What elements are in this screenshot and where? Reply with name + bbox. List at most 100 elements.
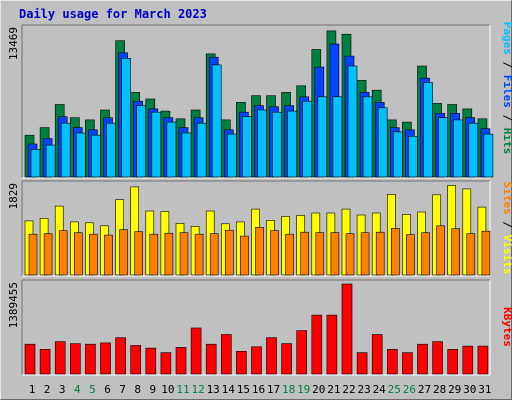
bar-sites-day-22 [345,233,355,276]
bar-kbytes-day-3 [54,341,66,375]
x-tick-label-day-21: 21 [327,383,340,396]
legend-label-hits-files-pages: Pages / Files / Hits [501,22,512,155]
bar-sites-day-19 [300,231,310,276]
bar-pages-day-30 [468,122,479,178]
bar-sites-day-30 [466,233,476,276]
bar-sites-day-8 [134,231,143,276]
bar-sites-day-27 [421,232,430,276]
legend-pages-text: Pages [501,22,512,55]
x-tick-label-day-15: 15 [237,383,250,396]
bar-sites-day-15 [240,235,249,276]
bar-sites-day-17 [270,230,279,276]
bar-kbytes-day-11 [175,347,187,375]
bar-sites-day-31 [481,230,491,276]
bar-pages-day-11 [181,132,192,178]
bar-kbytes-day-8 [130,345,141,375]
bar-sites-day-20 [315,232,325,276]
bar-kbytes-day-17 [266,337,277,375]
bar-sites-day-6 [104,234,113,276]
x-tick-label-day-26: 26 [403,383,416,396]
bar-kbytes-day-18 [281,343,292,375]
bar-kbytes-day-1 [24,343,36,375]
bar-sites-day-1 [28,233,38,276]
bar-pages-day-5 [91,134,101,178]
bar-sites-day-11 [179,232,189,276]
x-tick-label-day-23: 23 [357,383,370,396]
bar-kbytes-day-9 [145,347,157,375]
x-tick-label-day-28: 28 [433,383,446,396]
bar-sites-day-9 [149,233,159,276]
bar-pages-day-15 [242,116,252,178]
bar-sites-day-10 [164,232,174,276]
bar-kbytes-day-10 [160,352,172,375]
y-max-label-kbytes: 1389455 [7,282,20,328]
bar-pages-day-6 [106,122,116,178]
bar-pages-day-22 [347,65,358,178]
bar-sites-day-26 [406,234,415,276]
bar-pages-day-13 [211,64,222,178]
bar-kbytes-day-28 [432,341,443,375]
bar-sites-day-29 [451,228,461,276]
x-tick-label-day-9: 9 [149,383,156,396]
bar-pages-day-2 [45,144,56,178]
x-tick-label-day-7: 7 [119,383,126,396]
x-tick-label-day-10: 10 [161,383,174,396]
x-tick-label-day-17: 17 [267,383,280,396]
bar-kbytes-day-14 [221,334,232,375]
bar-sites-day-3 [58,230,68,276]
bar-pages-day-21 [332,96,343,178]
bar-kbytes-day-16 [251,346,262,375]
x-tick-label-day-2: 2 [44,383,51,396]
bar-kbytes-day-30 [462,345,474,375]
x-tick-label-day-31: 31 [478,383,491,396]
bar-kbytes-day-21 [326,314,338,375]
bar-pages-day-10 [166,121,177,178]
x-tick-label-day-29: 29 [448,383,461,396]
bar-sites-day-4 [74,232,83,276]
bar-sites-day-7 [119,229,128,276]
bar-sites-day-24 [375,231,385,276]
bar-pages-day-3 [60,122,71,178]
bar-pages-day-18 [287,110,297,178]
legend-hits-text: Hits [501,128,512,155]
x-tick-label-day-4: 4 [74,383,81,396]
bar-kbytes-day-27 [417,343,428,375]
legend-slash-text: / [501,108,512,128]
x-tick-label-day-5: 5 [89,383,96,396]
x-tick-label-day-16: 16 [252,383,265,396]
bar-sites-day-12 [194,233,204,276]
bar-kbytes-day-24 [371,334,383,375]
bar-kbytes-day-31 [477,345,489,375]
bar-pages-day-8 [136,105,146,178]
bar-pages-day-14 [227,133,237,178]
bar-pages-day-28 [438,117,448,178]
bar-kbytes-day-13 [205,343,217,375]
bar-kbytes-day-12 [190,327,202,375]
bar-kbytes-day-5 [85,343,96,375]
x-tick-label-day-20: 20 [312,383,325,396]
bar-sites-day-14 [225,229,234,276]
bar-kbytes-day-4 [70,343,81,375]
bar-kbytes-day-15 [236,350,247,375]
bar-kbytes-day-20 [311,314,323,375]
legend-label-visits-sites: Sites / Visits [501,182,512,275]
bar-sites-day-16 [255,227,264,276]
bar-sites-day-13 [209,233,219,276]
bar-sites-day-21 [330,232,340,276]
y-max-label-hits-files-pages: 13469 [7,27,20,60]
legend-kbytes-text: KBytes [501,307,512,347]
x-tick-label-day-25: 25 [388,383,401,396]
bar-pages-day-29 [453,119,464,178]
bar-sites-day-28 [436,225,445,276]
bar-pages-day-26 [408,136,418,178]
bar-pages-day-23 [362,96,373,178]
x-tick-label-day-12: 12 [191,383,204,396]
bar-kbytes-day-6 [100,342,111,375]
bar-sites-day-18 [285,233,294,276]
bar-kbytes-day-25 [386,349,398,375]
x-tick-label-day-19: 19 [297,383,310,396]
bar-pages-day-27 [423,82,433,178]
bar-pages-day-4 [76,132,86,178]
bar-kbytes-day-22 [341,283,353,375]
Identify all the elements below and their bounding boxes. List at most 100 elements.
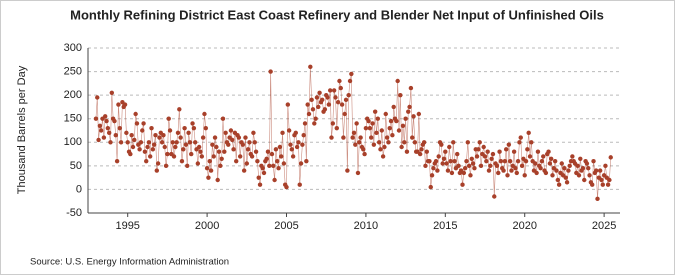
y-tick-label: -50 <box>66 207 82 219</box>
source-note: Source: U.S. Energy Information Administ… <box>30 257 229 268</box>
data-point <box>316 104 321 110</box>
data-point <box>268 69 273 74</box>
data-point <box>522 173 527 178</box>
data-point <box>582 177 587 183</box>
data-point <box>257 182 263 187</box>
data-point <box>527 154 533 159</box>
data-point <box>464 158 469 164</box>
data-point <box>474 154 480 159</box>
data-point <box>593 168 599 173</box>
data-point <box>590 182 595 187</box>
data-point <box>267 163 272 169</box>
data-point <box>306 111 312 117</box>
data-point <box>308 64 313 70</box>
data-point <box>302 121 308 126</box>
data-point <box>155 161 161 166</box>
data-point <box>396 128 402 133</box>
data-point <box>325 95 330 100</box>
data-point <box>134 121 140 126</box>
data-point <box>367 125 373 131</box>
data-point <box>538 166 543 171</box>
data-point <box>576 173 582 178</box>
data-point <box>444 161 449 166</box>
data-point <box>133 111 138 117</box>
data-point <box>251 130 256 136</box>
data-point <box>240 142 246 147</box>
data-point <box>498 158 504 164</box>
data-point <box>118 140 124 145</box>
data-point <box>424 149 429 154</box>
data-point <box>222 149 227 154</box>
data-point <box>394 118 399 124</box>
data-point <box>370 121 375 126</box>
data-point <box>326 102 332 107</box>
data-point <box>179 158 185 164</box>
data-point <box>163 163 169 169</box>
data-point <box>317 90 322 95</box>
data-point <box>591 158 596 164</box>
data-point <box>234 158 239 164</box>
data-point <box>174 140 179 145</box>
data-point <box>350 135 355 140</box>
data-point <box>378 147 383 152</box>
data-point <box>525 147 530 152</box>
data-point <box>142 149 148 154</box>
data-point <box>546 149 551 154</box>
data-point <box>484 158 489 164</box>
data-point <box>178 135 183 140</box>
data-point <box>140 128 145 133</box>
data-point <box>362 151 367 157</box>
data-point <box>154 168 160 173</box>
data-point <box>407 104 412 110</box>
data-point <box>245 147 251 152</box>
data-point <box>506 142 512 147</box>
data-point <box>256 175 261 180</box>
data-point <box>253 149 259 154</box>
data-point <box>150 147 156 152</box>
data-point <box>211 154 216 159</box>
data-point <box>547 161 553 166</box>
data-point <box>189 151 194 157</box>
data-point <box>117 125 122 131</box>
data-point <box>183 142 189 147</box>
data-point <box>157 135 162 140</box>
data-point <box>398 92 403 98</box>
data-point <box>247 140 252 145</box>
data-point <box>198 149 203 154</box>
data-point <box>339 102 345 107</box>
data-point <box>492 194 497 199</box>
data-point <box>488 163 493 169</box>
data-point <box>284 184 289 190</box>
data-line <box>95 66 612 199</box>
data-point <box>599 177 604 183</box>
data-point <box>329 135 334 140</box>
data-point <box>374 130 379 136</box>
data-point <box>353 142 358 147</box>
data-point <box>584 161 590 166</box>
data-point <box>423 163 428 169</box>
data-point <box>501 168 506 173</box>
data-point <box>220 116 226 121</box>
data-point <box>496 170 501 176</box>
data-point <box>96 137 101 143</box>
data-point <box>335 100 341 105</box>
data-point <box>207 158 212 164</box>
data-point <box>375 116 381 121</box>
data-point <box>575 163 580 169</box>
data-point <box>241 168 247 173</box>
data-point <box>228 128 234 133</box>
x-tick-label: 2020 <box>512 220 536 232</box>
data-point <box>472 166 477 171</box>
data-point <box>505 173 510 178</box>
data-point <box>333 95 338 100</box>
data-point <box>231 147 236 152</box>
data-point <box>440 161 445 166</box>
data-point <box>416 111 422 117</box>
data-point <box>312 121 317 126</box>
data-point <box>182 125 187 131</box>
data-point <box>215 177 220 183</box>
x-tick-label: 1995 <box>115 220 139 232</box>
data-point <box>559 161 564 166</box>
data-point <box>351 130 357 136</box>
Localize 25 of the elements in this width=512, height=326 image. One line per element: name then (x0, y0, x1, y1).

□ □ □ □ □

Rewrite everything in the records from the line containing "y-tick-label: -50 <box>66 207 82 219</box>" down to the line containing "data-point <box>370 121 375 126</box>", replacing "data-point" with "scatter-point" and leaving all else unchanged.

y-tick-label: -50 <box>66 207 82 219</box>
source-note: Source: U.S. Energy Information Administ… <box>30 257 229 268</box>
scatter-point <box>316 104 321 110</box>
scatter-point <box>268 69 273 74</box>
scatter-point <box>522 173 527 178</box>
scatter-point <box>582 177 587 183</box>
scatter-point <box>257 182 263 187</box>
scatter-point <box>527 154 533 159</box>
scatter-point <box>464 158 469 164</box>
scatter-point <box>474 154 480 159</box>
scatter-point <box>593 168 599 173</box>
scatter-point <box>590 182 595 187</box>
scatter-point <box>267 163 272 169</box>
scatter-point <box>306 111 312 117</box>
scatter-point <box>308 64 313 70</box>
scatter-point <box>302 121 308 126</box>
scatter-point <box>155 161 161 166</box>
scatter-point <box>396 128 402 133</box>
scatter-point <box>325 95 330 100</box>
scatter-point <box>134 121 140 126</box>
scatter-point <box>367 125 373 131</box>
scatter-point <box>538 166 543 171</box>
scatter-point <box>576 173 582 178</box>
scatter-point <box>444 161 449 166</box>
scatter-point <box>133 111 138 117</box>
scatter-point <box>251 130 256 136</box>
scatter-point <box>240 142 246 147</box>
scatter-point <box>498 158 504 164</box>
scatter-point <box>118 140 124 145</box>
scatter-point <box>424 149 429 154</box>
scatter-point <box>222 149 227 154</box>
scatter-point <box>394 118 399 124</box>
scatter-point <box>370 121 375 126</box>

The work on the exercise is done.